▶ Aim of the task: Return, word for word, only the lines from the one containing "What text is on this page?" through the last line of the entries.

▶ Extracted data entries:
====================

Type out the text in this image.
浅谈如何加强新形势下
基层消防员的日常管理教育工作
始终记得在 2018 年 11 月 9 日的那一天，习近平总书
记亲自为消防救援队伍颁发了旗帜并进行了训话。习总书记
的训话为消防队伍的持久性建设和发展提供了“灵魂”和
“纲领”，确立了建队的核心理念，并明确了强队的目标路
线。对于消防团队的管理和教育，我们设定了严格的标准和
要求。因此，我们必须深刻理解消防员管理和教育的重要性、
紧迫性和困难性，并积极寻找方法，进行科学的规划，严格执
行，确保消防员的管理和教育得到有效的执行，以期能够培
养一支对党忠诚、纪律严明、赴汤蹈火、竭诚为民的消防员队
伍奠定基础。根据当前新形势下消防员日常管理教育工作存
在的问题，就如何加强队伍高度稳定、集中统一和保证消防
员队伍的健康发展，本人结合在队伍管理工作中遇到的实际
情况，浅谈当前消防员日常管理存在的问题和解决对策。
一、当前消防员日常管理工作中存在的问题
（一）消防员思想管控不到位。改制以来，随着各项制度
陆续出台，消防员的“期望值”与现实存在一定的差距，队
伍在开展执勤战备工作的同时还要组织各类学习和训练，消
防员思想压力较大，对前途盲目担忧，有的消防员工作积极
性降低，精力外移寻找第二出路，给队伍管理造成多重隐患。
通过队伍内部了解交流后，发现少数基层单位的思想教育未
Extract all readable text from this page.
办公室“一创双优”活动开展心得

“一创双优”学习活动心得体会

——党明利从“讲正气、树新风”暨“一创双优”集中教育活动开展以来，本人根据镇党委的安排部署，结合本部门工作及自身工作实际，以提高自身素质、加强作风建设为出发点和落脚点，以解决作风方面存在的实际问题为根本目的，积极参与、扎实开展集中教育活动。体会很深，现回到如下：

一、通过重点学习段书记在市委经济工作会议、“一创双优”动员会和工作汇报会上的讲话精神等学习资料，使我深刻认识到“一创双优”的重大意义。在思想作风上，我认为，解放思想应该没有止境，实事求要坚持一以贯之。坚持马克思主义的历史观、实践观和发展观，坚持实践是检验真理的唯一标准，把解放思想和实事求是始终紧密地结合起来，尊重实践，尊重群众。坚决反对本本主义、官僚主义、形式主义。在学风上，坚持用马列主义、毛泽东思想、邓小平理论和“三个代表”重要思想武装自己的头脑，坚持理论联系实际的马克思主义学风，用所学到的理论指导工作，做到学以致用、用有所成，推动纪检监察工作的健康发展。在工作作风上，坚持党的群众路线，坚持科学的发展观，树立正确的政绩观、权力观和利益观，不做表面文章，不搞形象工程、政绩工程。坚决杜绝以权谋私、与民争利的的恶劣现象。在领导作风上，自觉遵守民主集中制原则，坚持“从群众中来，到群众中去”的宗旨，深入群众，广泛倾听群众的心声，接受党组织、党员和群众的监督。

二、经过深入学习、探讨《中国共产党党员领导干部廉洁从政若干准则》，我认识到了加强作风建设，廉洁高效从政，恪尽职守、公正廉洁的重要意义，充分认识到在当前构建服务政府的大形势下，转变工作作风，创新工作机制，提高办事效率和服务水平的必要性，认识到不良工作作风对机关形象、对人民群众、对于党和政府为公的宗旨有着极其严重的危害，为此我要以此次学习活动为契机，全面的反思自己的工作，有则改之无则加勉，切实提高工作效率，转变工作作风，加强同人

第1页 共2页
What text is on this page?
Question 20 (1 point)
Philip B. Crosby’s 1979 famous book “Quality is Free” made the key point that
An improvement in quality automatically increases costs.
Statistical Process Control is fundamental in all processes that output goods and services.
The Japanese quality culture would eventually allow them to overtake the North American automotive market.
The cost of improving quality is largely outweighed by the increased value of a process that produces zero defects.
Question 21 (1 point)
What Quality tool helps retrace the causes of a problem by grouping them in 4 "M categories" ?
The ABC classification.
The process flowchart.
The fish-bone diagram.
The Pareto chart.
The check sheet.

====================

▶ Exercise answer:
What text is on this page?
Question 20 (1 point)
Philip B. Crosby’s 1979 famous book “Quality is Free” made the key point that
An improvement in quality automatically increases costs.
Statistical Process Control is fundamental in all processes that output goods and services.
The Japanese quality culture would eventually allow them to overtake the North American automotive market.
The cost of improving quality is largely outweighed by the increased value of a process that produces zero defects.
Question 21 (1 point)
What Quality tool helps retrace the causes of a problem by grouping them in 4 "M categories" ?
The ABC classification.
The process flowchart.
The fish-bone diagram.
The Pareto chart.
The check sheet.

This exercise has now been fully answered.